▸ **EXERCISE**:
Rewrite the lines of the records starting at the line containing "nav-item-rice[interactable]: 大米: [188, 83, 247, 118]" and ending at the line containing "top-nav: 悠采商城 美厨秘籍" as a JSON list of strings, one string per line.

▸ **Region and label listings**:
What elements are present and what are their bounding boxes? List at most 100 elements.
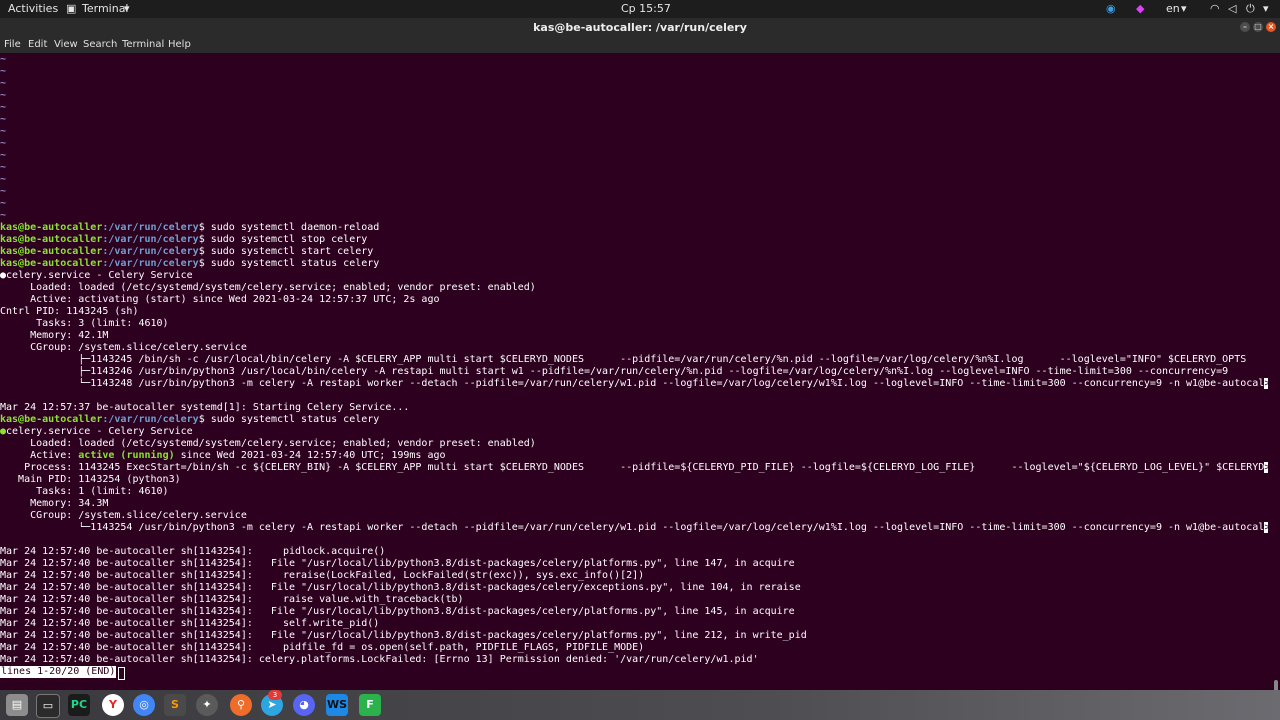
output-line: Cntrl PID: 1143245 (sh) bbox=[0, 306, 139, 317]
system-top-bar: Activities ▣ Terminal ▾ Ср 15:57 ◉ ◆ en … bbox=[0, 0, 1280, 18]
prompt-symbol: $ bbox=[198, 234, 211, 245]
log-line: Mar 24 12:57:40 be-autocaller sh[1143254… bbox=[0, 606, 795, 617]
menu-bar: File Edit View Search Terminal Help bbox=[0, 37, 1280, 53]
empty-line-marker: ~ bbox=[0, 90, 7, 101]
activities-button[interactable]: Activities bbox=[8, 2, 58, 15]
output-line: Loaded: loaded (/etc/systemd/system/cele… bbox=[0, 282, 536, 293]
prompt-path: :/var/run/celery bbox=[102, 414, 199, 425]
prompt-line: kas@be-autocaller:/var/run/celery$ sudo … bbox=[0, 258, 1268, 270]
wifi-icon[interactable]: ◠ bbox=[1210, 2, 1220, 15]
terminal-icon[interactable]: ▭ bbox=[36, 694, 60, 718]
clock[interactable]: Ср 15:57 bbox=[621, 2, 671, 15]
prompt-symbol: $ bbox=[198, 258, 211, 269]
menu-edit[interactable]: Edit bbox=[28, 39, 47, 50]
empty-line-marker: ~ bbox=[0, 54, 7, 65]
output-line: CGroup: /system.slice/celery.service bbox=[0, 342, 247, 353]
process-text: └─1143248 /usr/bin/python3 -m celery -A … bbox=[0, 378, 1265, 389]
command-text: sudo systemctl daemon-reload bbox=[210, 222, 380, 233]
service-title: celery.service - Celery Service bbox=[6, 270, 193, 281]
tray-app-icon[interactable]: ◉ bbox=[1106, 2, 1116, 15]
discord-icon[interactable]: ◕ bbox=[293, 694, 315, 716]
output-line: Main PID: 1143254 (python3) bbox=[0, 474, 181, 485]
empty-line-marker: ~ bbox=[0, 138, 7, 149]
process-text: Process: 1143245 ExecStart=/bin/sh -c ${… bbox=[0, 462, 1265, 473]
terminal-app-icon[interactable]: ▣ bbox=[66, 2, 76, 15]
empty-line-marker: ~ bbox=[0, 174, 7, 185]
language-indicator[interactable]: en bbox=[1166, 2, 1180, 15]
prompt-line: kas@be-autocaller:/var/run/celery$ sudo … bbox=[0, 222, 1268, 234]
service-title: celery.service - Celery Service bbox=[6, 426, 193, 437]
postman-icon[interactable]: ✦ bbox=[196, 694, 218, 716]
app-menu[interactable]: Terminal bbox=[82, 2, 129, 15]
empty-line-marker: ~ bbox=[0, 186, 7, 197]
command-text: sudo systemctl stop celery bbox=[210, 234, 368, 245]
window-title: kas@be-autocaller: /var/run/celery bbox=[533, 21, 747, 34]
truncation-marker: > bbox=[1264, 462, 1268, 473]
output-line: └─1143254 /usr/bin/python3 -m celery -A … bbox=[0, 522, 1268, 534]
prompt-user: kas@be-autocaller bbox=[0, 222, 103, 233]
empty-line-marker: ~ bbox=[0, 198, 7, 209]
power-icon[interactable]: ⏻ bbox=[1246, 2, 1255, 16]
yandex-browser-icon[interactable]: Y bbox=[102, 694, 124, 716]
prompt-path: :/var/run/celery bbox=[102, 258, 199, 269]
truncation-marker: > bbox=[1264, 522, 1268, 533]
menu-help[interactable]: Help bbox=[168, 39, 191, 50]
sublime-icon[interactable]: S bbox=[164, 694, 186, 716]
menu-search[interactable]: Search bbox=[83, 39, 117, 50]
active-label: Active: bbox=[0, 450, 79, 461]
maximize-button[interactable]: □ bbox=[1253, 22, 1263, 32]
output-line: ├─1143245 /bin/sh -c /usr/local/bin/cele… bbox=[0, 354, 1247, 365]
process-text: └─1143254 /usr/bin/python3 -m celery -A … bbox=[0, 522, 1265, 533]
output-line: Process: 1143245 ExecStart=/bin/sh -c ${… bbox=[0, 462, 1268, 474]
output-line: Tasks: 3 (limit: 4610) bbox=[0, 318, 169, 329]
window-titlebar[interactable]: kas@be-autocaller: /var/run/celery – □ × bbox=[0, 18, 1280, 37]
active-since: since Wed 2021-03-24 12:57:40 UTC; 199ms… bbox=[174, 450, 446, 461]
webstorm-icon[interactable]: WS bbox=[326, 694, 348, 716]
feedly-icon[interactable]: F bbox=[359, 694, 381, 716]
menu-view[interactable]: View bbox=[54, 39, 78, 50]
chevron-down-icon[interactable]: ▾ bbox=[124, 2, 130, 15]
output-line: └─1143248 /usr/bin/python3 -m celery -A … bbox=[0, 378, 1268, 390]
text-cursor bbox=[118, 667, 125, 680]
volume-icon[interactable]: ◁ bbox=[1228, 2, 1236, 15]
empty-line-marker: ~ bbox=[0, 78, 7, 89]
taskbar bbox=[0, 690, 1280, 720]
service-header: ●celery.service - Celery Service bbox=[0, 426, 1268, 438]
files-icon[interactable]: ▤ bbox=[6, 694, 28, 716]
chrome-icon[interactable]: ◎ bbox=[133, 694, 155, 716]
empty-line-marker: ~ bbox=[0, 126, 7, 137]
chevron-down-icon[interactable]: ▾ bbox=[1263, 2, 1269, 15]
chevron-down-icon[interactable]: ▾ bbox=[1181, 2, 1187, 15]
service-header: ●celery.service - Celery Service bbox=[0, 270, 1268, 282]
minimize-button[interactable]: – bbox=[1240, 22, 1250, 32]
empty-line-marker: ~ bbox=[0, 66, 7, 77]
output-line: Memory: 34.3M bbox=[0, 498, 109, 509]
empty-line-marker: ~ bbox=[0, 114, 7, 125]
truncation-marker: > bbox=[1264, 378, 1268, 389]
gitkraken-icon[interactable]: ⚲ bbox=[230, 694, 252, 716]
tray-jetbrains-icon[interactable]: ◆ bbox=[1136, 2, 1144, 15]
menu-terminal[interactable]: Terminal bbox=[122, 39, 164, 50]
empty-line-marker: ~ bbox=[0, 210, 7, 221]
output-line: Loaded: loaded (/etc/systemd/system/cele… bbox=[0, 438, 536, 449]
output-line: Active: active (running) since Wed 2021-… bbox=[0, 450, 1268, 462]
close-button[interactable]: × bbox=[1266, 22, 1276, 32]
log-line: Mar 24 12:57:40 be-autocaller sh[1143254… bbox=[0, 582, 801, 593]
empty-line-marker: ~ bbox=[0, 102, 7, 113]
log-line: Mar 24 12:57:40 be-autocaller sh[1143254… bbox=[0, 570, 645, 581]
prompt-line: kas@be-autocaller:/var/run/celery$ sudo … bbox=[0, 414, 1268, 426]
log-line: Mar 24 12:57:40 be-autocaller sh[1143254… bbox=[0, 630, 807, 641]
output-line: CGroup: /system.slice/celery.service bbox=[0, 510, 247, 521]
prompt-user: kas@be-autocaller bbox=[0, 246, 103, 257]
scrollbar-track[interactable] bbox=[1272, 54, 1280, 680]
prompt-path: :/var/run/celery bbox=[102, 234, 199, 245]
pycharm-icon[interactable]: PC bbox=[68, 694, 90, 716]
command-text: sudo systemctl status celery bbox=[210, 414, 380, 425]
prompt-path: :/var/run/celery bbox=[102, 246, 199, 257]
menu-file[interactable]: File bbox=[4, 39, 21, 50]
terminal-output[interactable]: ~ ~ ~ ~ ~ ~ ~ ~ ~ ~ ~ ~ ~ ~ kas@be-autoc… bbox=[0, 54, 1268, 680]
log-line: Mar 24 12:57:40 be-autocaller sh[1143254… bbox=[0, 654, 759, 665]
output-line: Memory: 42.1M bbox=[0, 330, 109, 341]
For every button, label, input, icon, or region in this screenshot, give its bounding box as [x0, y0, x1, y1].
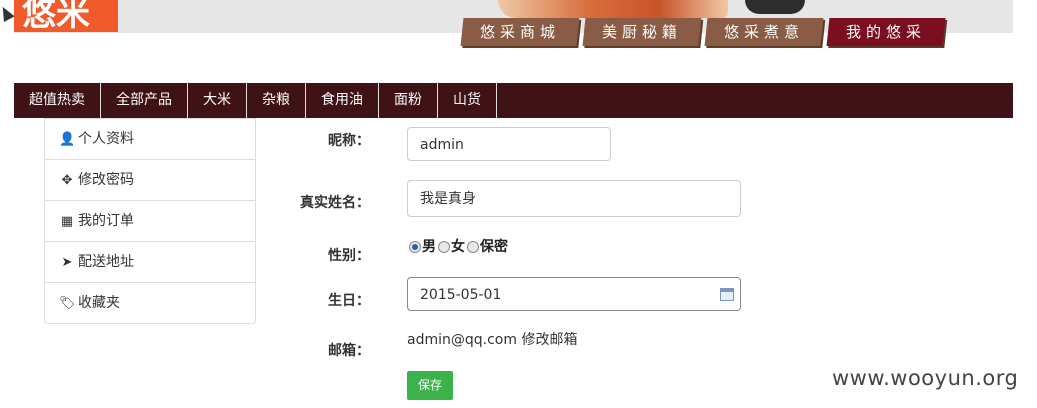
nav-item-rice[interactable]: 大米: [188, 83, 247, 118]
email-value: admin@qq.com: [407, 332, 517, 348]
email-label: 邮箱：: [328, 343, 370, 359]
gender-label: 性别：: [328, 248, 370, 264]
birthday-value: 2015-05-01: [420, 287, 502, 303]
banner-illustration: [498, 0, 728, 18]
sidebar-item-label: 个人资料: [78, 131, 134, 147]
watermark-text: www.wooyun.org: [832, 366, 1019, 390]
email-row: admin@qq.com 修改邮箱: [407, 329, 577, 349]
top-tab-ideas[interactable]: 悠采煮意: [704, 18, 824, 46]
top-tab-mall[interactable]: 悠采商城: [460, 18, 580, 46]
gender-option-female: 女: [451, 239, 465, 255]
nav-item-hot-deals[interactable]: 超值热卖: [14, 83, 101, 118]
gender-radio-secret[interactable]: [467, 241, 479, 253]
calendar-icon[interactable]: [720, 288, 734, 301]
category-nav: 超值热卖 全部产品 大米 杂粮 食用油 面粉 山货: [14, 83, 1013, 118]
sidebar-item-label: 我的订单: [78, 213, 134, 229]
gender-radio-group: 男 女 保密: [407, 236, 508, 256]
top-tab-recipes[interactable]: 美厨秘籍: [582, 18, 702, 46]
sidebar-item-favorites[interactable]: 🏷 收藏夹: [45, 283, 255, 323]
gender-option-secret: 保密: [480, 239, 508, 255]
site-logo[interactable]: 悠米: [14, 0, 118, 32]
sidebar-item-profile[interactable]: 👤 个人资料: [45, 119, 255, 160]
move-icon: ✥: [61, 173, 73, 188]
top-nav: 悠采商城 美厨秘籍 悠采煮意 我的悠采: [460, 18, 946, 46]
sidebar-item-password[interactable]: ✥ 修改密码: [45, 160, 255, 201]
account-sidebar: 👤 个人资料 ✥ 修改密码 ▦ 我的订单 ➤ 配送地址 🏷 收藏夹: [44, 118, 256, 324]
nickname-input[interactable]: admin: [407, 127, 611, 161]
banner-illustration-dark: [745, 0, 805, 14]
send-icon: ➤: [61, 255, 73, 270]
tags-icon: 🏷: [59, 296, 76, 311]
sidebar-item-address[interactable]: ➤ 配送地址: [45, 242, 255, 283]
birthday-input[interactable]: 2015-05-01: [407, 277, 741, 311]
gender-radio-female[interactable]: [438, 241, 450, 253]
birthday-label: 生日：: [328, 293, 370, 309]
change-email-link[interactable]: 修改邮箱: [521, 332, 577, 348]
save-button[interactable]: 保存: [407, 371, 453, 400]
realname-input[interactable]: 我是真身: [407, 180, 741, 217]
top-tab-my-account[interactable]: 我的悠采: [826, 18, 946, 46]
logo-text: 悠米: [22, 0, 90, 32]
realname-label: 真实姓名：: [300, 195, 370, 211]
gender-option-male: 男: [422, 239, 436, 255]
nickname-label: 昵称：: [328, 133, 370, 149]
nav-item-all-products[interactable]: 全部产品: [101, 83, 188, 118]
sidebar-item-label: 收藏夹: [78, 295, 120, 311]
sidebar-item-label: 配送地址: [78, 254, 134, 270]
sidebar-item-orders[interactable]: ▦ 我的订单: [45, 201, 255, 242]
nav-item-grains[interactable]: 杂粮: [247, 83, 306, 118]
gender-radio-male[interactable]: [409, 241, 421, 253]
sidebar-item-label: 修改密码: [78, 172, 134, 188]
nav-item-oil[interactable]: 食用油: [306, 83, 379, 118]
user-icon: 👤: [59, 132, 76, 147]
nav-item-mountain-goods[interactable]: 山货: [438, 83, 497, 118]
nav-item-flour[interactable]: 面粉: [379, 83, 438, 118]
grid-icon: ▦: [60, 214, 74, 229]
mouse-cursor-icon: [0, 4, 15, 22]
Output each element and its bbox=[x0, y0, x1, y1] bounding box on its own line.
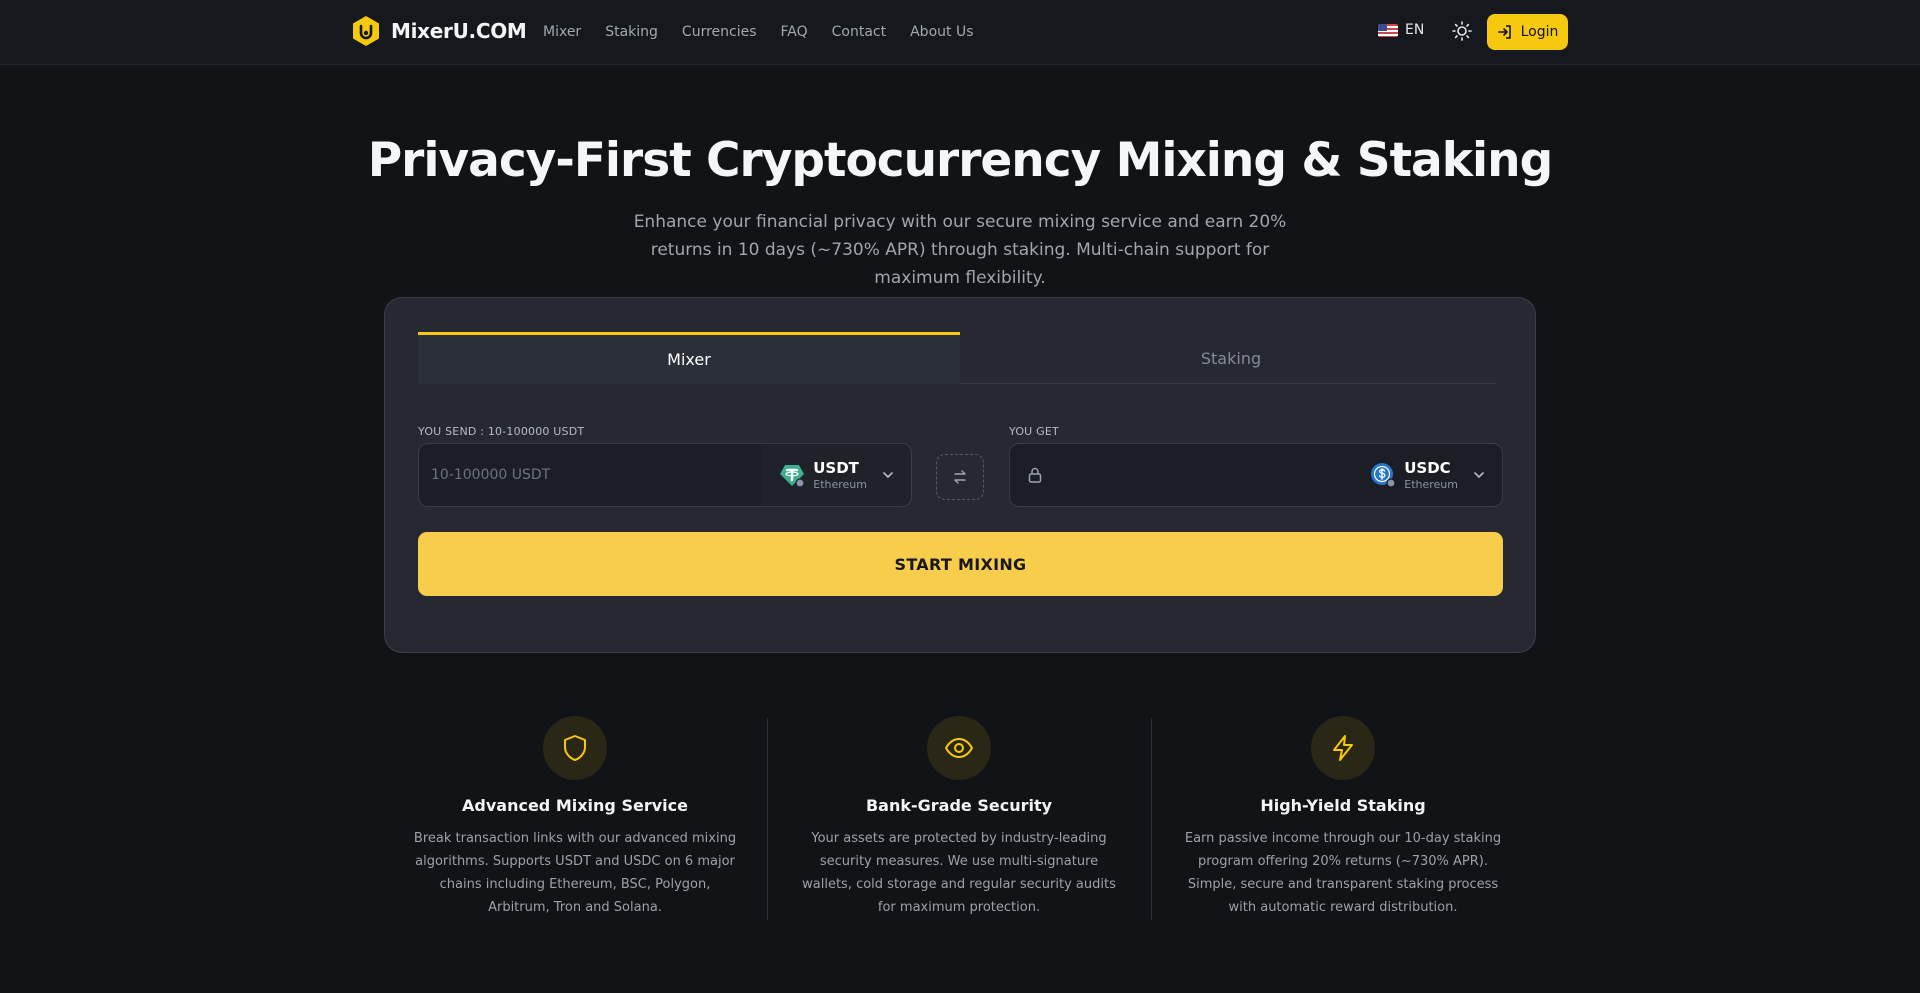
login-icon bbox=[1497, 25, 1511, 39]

▸ **REPLY**:
[
  "nav-item-rice[interactable]: 大米: [188, 83, 247, 118]",
  "email-value: admin@qq.com: [407, 332, 517, 348]",
  "email-label: 邮箱：: [328, 343, 370, 359]",
  "gender-label: 性别：: [328, 248, 370, 264]",
  "birthday-value: 2015-05-01: [420, 287, 502, 303]",
  "banner-illustration: [498, 0, 728, 18]",
  "sidebar-item-label: 个人资料: [78, 131, 134, 147]",
  "watermark-text: www.wooyun.org: [832, 366, 1019, 390]",
  "email-row: admin@qq.com 修改邮箱: [407, 329, 577, 349]",
  "top-tab-ideas[interactable]: 悠采煮意: [704, 18, 824, 46]",
  "top-tab-mall[interactable]: 悠采商城: [460, 18, 580, 46]",
  "gender-option-female: 女: [451, 239, 465, 255]",
  "nav-item-hot-deals[interactable]: 超值热卖: [14, 83, 101, 118]",
  "gender-radio-secret[interactable]: [467, 241, 479, 253]",
  "calendar-icon[interactable]: [720, 288, 734, 301]",
  "category-nav: 超值热卖 全部产品 大米 杂粮 食用油 面粉 山货: [14, 83, 1013, 118]",
  "sidebar-item-label: 我的订单: [78, 213, 134, 229]",
  "gender-radio-group: 男 女 保密: [407, 236, 508, 256]",
  "top-tab-recipes[interactable]: 美厨秘籍: [582, 18, 702, 46]",
  "sidebar-item-favorites[interactable]: 🏷 收藏夹: [45, 283, 255, 323]",
  "gender-option-secret: 保密: [480, 239, 508, 255]",
  "site-logo[interactable]: 悠米: [14, 0, 118, 32]",
  "sidebar-item-profile[interactable]: 👤 个人资料: [45, 119, 255, 160]",
  "move-icon: ✥: [61, 173, 73, 188]",
  "top-nav: 悠采商城 美厨秘籍 悠采煮意 我的悠采: [460, 18, 946, 46]"
]